Provided material:
◆ ◆ ◆ ◆ ◆ ◆ ◆

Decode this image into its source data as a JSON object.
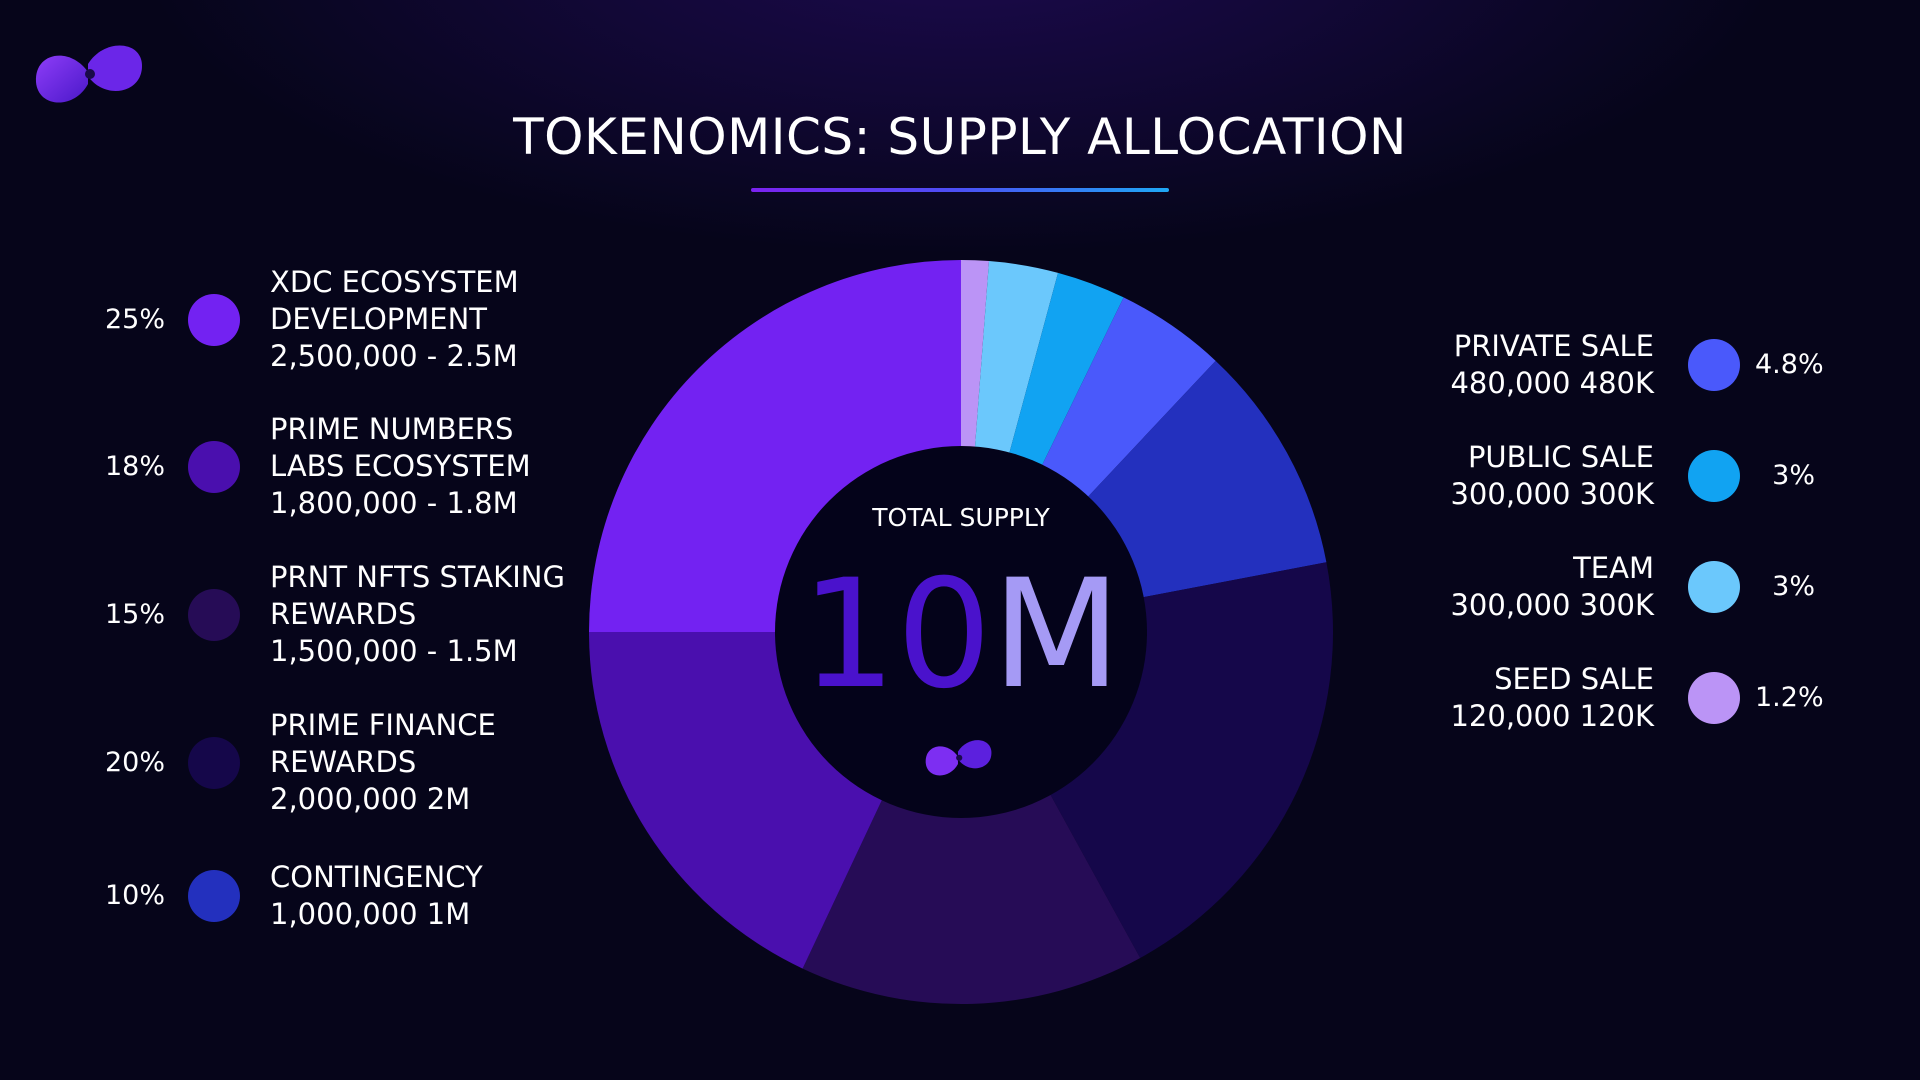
{
  "title": "TOKENOMICS: SUPPLY ALLOCATION",
  "center": {
    "label": "TOTAL SUPPLY",
    "value_part1": "10",
    "value_part2": "M"
  },
  "colors": {
    "background": "#06051a",
    "center_circle": "#04031a",
    "center_value_part1": "#4a12cc",
    "center_value_part2": "#a59af5"
  },
  "left_legend": [
    {
      "pct": "25%",
      "lines": [
        "XDC ECOSYSTEM",
        "DEVELOPMENT",
        "2,500,000 - 2.5M"
      ],
      "color": "#7322f2"
    },
    {
      "pct": "18%",
      "lines": [
        "PRIME NUMBERS",
        "LABS ECOSYSTEM",
        "1,800,000 - 1.8M"
      ],
      "color": "#4a0fae"
    },
    {
      "pct": "15%",
      "lines": [
        "PRNT NFTS STAKING",
        "REWARDS",
        "1,500,000 - 1.5M"
      ],
      "color": "#260c56"
    },
    {
      "pct": "20%",
      "lines": [
        "PRIME FINANCE",
        "REWARDS",
        "2,000,000 2M"
      ],
      "color": "#15074a"
    },
    {
      "pct": "10%",
      "lines": [
        "CONTINGENCY",
        "1,000,000 1M"
      ],
      "color": "#2330be"
    }
  ],
  "right_legend": [
    {
      "pct": "4.8%",
      "lines": [
        "PRIVATE SALE",
        "480,000 480K"
      ],
      "color": "#4a59fb"
    },
    {
      "pct": "3%",
      "lines": [
        "PUBLIC SALE",
        "300,000 300K"
      ],
      "color": "#11a3f2"
    },
    {
      "pct": "3%",
      "lines": [
        "TEAM",
        "300,000 300K"
      ],
      "color": "#6bc8fc"
    },
    {
      "pct": "1.2%",
      "lines": [
        "SEED SALE",
        "120,000 120K"
      ],
      "color": "#bb94f6"
    }
  ],
  "chart_data": {
    "type": "pie",
    "title": "TOKENOMICS: SUPPLY ALLOCATION",
    "center_text": "TOTAL SUPPLY 10M",
    "total": 10000000,
    "categories": [
      "SEED SALE",
      "TEAM",
      "PUBLIC SALE",
      "PRIVATE SALE",
      "CONTINGENCY",
      "PRIME FINANCE REWARDS",
      "PRNT NFTS STAKING REWARDS",
      "PRIME NUMBERS LABS ECOSYSTEM",
      "XDC ECOSYSTEM DEVELOPMENT"
    ],
    "values": [
      1.2,
      3,
      3,
      4.8,
      10,
      20,
      15,
      18,
      25
    ],
    "amounts": [
      120000,
      300000,
      300000,
      480000,
      1000000,
      2000000,
      1500000,
      1800000,
      2500000
    ],
    "colors": [
      "#bb94f6",
      "#6bc8fc",
      "#11a3f2",
      "#4a59fb",
      "#2330be",
      "#15074a",
      "#260c56",
      "#4a0fae",
      "#7322f2"
    ],
    "start": "12 o'clock",
    "direction": "clockwise",
    "legend_placement": "left and right"
  }
}
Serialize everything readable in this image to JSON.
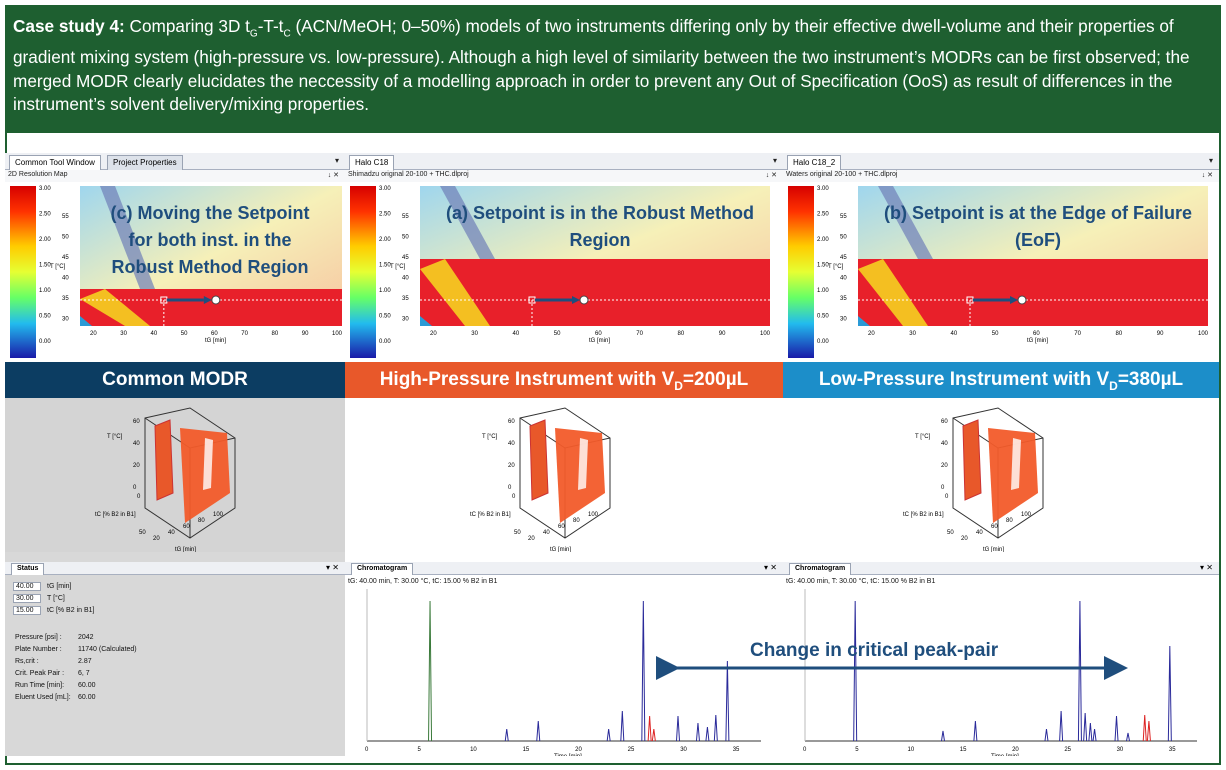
{
  "banner": {
    "lead": "Case study 4:",
    "pre": " Comparing 3D t",
    "sub_g": "G",
    "mid1": "-T-t",
    "sub_c": "C",
    "rest": " (ACN/MeOH; 0–50%) models of two instruments differing only by their effective dwell-volume and their properties of gradient mixing system (high-pressure vs. low-pressure). Although a high level of similarity between the two instrument’s MODRs can be first observed; the merged MODR clearly elucidates the neccessity of a modelling approach in order to prevent any Out of Specification (OoS) as result of differences in the instrument’s solvent delivery/mixing properties."
  },
  "colors": {
    "green": "#1e5f30",
    "navy": "#0c3d62",
    "orange": "#e8582a",
    "blue": "#1c8ec9",
    "title_blue": "#1f4e7d"
  },
  "scale_labels": [
    "3.00",
    "2.50",
    "2.00",
    "1.50",
    "1.00",
    "0.50",
    "0.00"
  ],
  "y_ticks": [
    "55",
    "50",
    "45",
    "40",
    "35",
    "30"
  ],
  "y_label": "T [°C]",
  "x_ticks": [
    "20",
    "30",
    "40",
    "50",
    "60",
    "70",
    "80",
    "90",
    "100"
  ],
  "x_label": "tG [min]",
  "axis3d": {
    "t_label": "T [°C]",
    "tc_label": "tC [% B2 in B1]",
    "tg_label": "tG [min]",
    "t_ticks": [
      "60",
      "40",
      "20",
      "0"
    ],
    "tc_ticks": [
      "0",
      "50"
    ],
    "tg_ticks": [
      "20",
      "40",
      "60",
      "80",
      "100"
    ]
  },
  "panels": [
    {
      "tab1": "Common Tool Window",
      "tab2": "Project Properties",
      "sub": "2D Resolution Map",
      "title_l1": "(c) Moving the Setpoint",
      "title_l2": "for both inst. in the",
      "title_l3": "Robust Method Region",
      "band": "Common MODR"
    },
    {
      "tab1": "Halo C18",
      "sub": "Shimadzu original 20-100 + THC.dlproj",
      "title_l1": "(a) Setpoint is in the Robust Method",
      "title_l2": "Region",
      "band_pre": "High-Pressure Instrument with V",
      "band_sub": "D",
      "band_post": "=200µL"
    },
    {
      "tab1": "Halo C18_2",
      "sub": "Waters original 20-100 + THC.dlproj",
      "title_l1": "(b) Setpoint is at the Edge of Failure",
      "title_l2": "(EoF)",
      "band_pre": "Low-Pressure Instrument with V",
      "band_sub": "D",
      "band_post": "=380µL"
    }
  ],
  "status": {
    "tab": "Status",
    "inputs": [
      {
        "value": "40.00",
        "label": "tG [min]"
      },
      {
        "value": "30.00",
        "label": "T [°C]"
      },
      {
        "value": "15.00",
        "label": "tC [% B2 in B1]"
      }
    ],
    "params": [
      {
        "label": "Pressure [psi] :",
        "value": "2042"
      },
      {
        "label": "Plate Number :",
        "value": "11740     (Calculated)"
      },
      {
        "label": "Rs,crit :",
        "value": "2.87"
      },
      {
        "label": "Crit. Peak Pair :",
        "value": "6, 7"
      },
      {
        "label": "Run Time [min]:",
        "value": "60.00"
      },
      {
        "label": "Eluent Used [mL]:",
        "value": "60.00"
      }
    ]
  },
  "chromatogram": {
    "tab": "Chromatogram",
    "info": "tG: 40.00 min, T: 30.00 °C, tC: 15.00 % B2 in B1",
    "x_ticks": [
      "0",
      "5",
      "10",
      "15",
      "20",
      "25",
      "30",
      "35"
    ],
    "xlabel": "Time [min]"
  },
  "annotation": "Change in critical peak-pair",
  "close_glyph": "▾ ✕",
  "pin_glyph": "↓ ✕"
}
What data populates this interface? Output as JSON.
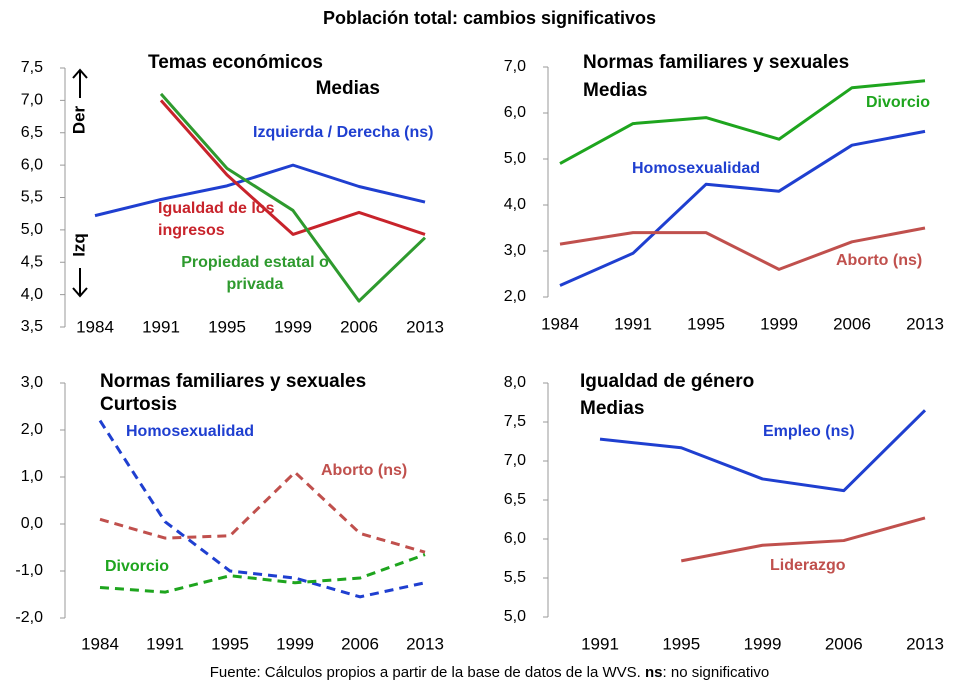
{
  "title": "Población total: cambios significativos",
  "source": [
    "Fuente: Cálculos propios a partir de la base de datos de la WVS. ",
    "ns",
    ": no significativo"
  ],
  "chart_data": [
    {
      "type": "line",
      "title": "Temas económicos",
      "subtitle": "Medias",
      "y_top_label": "Der",
      "y_bottom_label": "Izq",
      "categories": [
        "1984",
        "1991",
        "1995",
        "1999",
        "2006",
        "2013"
      ],
      "ylim": [
        3.5,
        7.5
      ],
      "yticks": [
        {
          "value": 3.5,
          "label": "3,5"
        },
        {
          "value": 4,
          "label": "4,0"
        },
        {
          "value": 4.5,
          "label": "4,5"
        },
        {
          "value": 5,
          "label": "5,0"
        },
        {
          "value": 5.5,
          "label": "5,5"
        },
        {
          "value": 6,
          "label": "6,0"
        },
        {
          "value": 6.5,
          "label": "6,5"
        },
        {
          "value": 7,
          "label": "7,0"
        },
        {
          "value": 7.5,
          "label": "7,5"
        }
      ],
      "dashed": false,
      "series": [
        {
          "name": "Izquierda / Derecha (ns)",
          "color": "#1f3fd0",
          "values": [
            5.22,
            5.47,
            5.68,
            6.0,
            5.67,
            5.43
          ]
        },
        {
          "name": "Igualdad de los ingresos",
          "color": "#c8232b",
          "values": [
            null,
            7.0,
            5.85,
            4.93,
            5.27,
            4.93
          ]
        },
        {
          "name": "Propiedad estatal o privada",
          "color": "#2e9a2e",
          "values": [
            null,
            7.1,
            5.95,
            5.3,
            3.9,
            4.88
          ]
        }
      ]
    },
    {
      "type": "line",
      "title": "Normas familiares y sexuales",
      "subtitle": "Medias",
      "categories": [
        "1984",
        "1991",
        "1995",
        "1999",
        "2006",
        "2013"
      ],
      "ylim": [
        2,
        7
      ],
      "yticks": [
        {
          "value": 2,
          "label": "2,0"
        },
        {
          "value": 3,
          "label": "3,0"
        },
        {
          "value": 4,
          "label": "4,0"
        },
        {
          "value": 5,
          "label": "5,0"
        },
        {
          "value": 6,
          "label": "6,0"
        },
        {
          "value": 7,
          "label": "7,0"
        }
      ],
      "dashed": false,
      "series": [
        {
          "name": "Divorcio",
          "color": "#1ea51e",
          "values": [
            4.9,
            5.77,
            5.9,
            5.43,
            6.55,
            6.7
          ]
        },
        {
          "name": "Homosexualidad",
          "color": "#1f3fd0",
          "values": [
            2.25,
            2.95,
            4.45,
            4.3,
            5.3,
            5.6
          ]
        },
        {
          "name": "Aborto (ns)",
          "color": "#c0504d",
          "values": [
            3.15,
            3.4,
            3.4,
            2.6,
            3.2,
            3.5
          ]
        }
      ]
    },
    {
      "type": "line",
      "title": "Normas familiares y sexuales",
      "subtitle": "Curtosis",
      "categories": [
        "1984",
        "1991",
        "1995",
        "1999",
        "2006",
        "2013"
      ],
      "ylim": [
        -2,
        3
      ],
      "yticks": [
        {
          "value": -2,
          "label": "-2,0"
        },
        {
          "value": -1,
          "label": "-1,0"
        },
        {
          "value": 0,
          "label": "0,0"
        },
        {
          "value": 1,
          "label": "1,0"
        },
        {
          "value": 2,
          "label": "2,0"
        },
        {
          "value": 3,
          "label": "3,0"
        }
      ],
      "dashed": true,
      "series": [
        {
          "name": "Homosexualidad",
          "color": "#1f3fd0",
          "values": [
            2.2,
            0.05,
            -1.0,
            -1.15,
            -1.55,
            -1.25
          ]
        },
        {
          "name": "Aborto (ns)",
          "color": "#c0504d",
          "values": [
            0.1,
            -0.3,
            -0.25,
            1.1,
            -0.2,
            -0.6
          ]
        },
        {
          "name": "Divorcio",
          "color": "#1ea51e",
          "values": [
            -1.35,
            -1.45,
            -1.1,
            -1.25,
            -1.15,
            -0.65
          ]
        }
      ]
    },
    {
      "type": "line",
      "title": "Igualdad de género",
      "subtitle": "Medias",
      "categories": [
        "1991",
        "1995",
        "1999",
        "2006",
        "2013"
      ],
      "ylim": [
        5,
        8
      ],
      "yticks": [
        {
          "value": 5,
          "label": "5,0"
        },
        {
          "value": 5.5,
          "label": "5,5"
        },
        {
          "value": 6,
          "label": "6,0"
        },
        {
          "value": 6.5,
          "label": "6,5"
        },
        {
          "value": 7,
          "label": "7,0"
        },
        {
          "value": 7.5,
          "label": "7,5"
        },
        {
          "value": 8,
          "label": "8,0"
        }
      ],
      "dashed": false,
      "series": [
        {
          "name": "Empleo (ns)",
          "color": "#1f3fd0",
          "values": [
            7.28,
            7.17,
            6.77,
            6.62,
            7.65
          ]
        },
        {
          "name": "Liderazgo",
          "color": "#c0504d",
          "values": [
            null,
            5.72,
            5.92,
            5.98,
            6.27
          ]
        }
      ]
    }
  ]
}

◆ ◆ ◆ ◆ ◆ ◆ ◆

Exercise instructions: Copy each line above that contains the word "original".

Task result:
      "sub": "Shimadzu original 20-100 + THC.dlproj",
      "sub": "Waters original 20-100 + THC.dlproj",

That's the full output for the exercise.